▸ **Task brief**: Identify each line below that contains the word "text", and copy it out.

▸ **Input for this task**:
:::

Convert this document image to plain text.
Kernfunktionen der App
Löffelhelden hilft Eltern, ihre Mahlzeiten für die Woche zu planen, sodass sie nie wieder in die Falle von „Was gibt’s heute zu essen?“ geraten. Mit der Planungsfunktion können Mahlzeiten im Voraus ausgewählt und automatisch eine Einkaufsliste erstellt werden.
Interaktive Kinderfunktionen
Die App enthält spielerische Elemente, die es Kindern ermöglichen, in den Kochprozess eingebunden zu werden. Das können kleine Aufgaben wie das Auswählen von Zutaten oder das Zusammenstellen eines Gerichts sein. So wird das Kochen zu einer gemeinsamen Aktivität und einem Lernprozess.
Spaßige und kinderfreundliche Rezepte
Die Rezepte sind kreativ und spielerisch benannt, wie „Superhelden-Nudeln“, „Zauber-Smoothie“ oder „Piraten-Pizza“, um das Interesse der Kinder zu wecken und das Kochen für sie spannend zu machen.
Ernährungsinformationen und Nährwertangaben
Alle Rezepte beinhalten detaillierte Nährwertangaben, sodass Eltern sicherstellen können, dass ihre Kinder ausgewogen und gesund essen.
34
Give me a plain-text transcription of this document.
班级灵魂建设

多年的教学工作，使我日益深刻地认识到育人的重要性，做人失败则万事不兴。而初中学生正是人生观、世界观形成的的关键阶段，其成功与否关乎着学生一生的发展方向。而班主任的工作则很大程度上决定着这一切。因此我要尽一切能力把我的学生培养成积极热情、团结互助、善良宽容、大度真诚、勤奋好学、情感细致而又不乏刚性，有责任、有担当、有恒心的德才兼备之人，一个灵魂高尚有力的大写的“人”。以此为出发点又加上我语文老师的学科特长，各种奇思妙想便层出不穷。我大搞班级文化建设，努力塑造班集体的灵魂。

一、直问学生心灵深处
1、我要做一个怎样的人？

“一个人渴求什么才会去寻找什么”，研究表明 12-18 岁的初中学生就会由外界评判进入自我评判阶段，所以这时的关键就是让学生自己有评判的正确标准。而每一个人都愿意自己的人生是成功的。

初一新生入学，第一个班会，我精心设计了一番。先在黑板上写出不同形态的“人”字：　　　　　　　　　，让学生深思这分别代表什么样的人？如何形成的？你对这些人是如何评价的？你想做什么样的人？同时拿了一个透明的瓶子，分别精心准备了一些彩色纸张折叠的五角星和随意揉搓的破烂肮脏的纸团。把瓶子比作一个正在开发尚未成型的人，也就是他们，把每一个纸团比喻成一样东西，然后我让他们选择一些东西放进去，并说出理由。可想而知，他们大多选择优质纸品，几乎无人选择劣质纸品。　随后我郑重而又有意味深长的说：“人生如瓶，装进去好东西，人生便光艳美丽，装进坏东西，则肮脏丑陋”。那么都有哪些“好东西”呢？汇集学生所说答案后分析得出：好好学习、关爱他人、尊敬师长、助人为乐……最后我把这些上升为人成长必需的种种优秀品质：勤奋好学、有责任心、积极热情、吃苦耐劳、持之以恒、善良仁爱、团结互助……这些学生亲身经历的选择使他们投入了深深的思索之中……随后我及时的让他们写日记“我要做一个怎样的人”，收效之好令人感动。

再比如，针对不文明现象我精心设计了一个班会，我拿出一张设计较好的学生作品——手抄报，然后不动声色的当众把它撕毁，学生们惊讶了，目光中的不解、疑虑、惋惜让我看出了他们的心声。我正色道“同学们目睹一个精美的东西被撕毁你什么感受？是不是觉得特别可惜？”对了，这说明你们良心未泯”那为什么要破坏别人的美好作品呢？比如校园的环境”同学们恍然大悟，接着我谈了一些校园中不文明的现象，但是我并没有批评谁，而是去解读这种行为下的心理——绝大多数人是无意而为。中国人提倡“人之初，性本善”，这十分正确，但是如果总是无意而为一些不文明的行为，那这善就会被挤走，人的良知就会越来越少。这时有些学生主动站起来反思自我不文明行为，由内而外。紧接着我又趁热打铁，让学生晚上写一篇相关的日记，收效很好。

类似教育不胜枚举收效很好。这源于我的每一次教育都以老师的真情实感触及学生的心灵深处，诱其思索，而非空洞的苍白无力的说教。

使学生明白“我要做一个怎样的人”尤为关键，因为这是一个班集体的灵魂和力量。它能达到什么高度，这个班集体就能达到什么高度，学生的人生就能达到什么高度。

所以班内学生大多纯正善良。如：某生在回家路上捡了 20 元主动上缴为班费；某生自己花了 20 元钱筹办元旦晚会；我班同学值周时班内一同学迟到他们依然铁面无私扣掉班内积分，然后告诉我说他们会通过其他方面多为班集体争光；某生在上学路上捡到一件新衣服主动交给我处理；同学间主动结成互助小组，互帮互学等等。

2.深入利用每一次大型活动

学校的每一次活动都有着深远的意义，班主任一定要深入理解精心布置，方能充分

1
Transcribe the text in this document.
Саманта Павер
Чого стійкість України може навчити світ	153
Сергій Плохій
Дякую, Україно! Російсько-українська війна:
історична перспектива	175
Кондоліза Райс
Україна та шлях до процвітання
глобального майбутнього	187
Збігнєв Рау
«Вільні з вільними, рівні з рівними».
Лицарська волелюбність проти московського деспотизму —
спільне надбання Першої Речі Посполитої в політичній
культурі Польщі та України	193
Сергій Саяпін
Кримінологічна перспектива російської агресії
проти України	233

:::

▸ **Answer to the exercise**:
Convert this document image to plain text.
Give me a plain-text transcription of this document.
Transcribe the text in this document.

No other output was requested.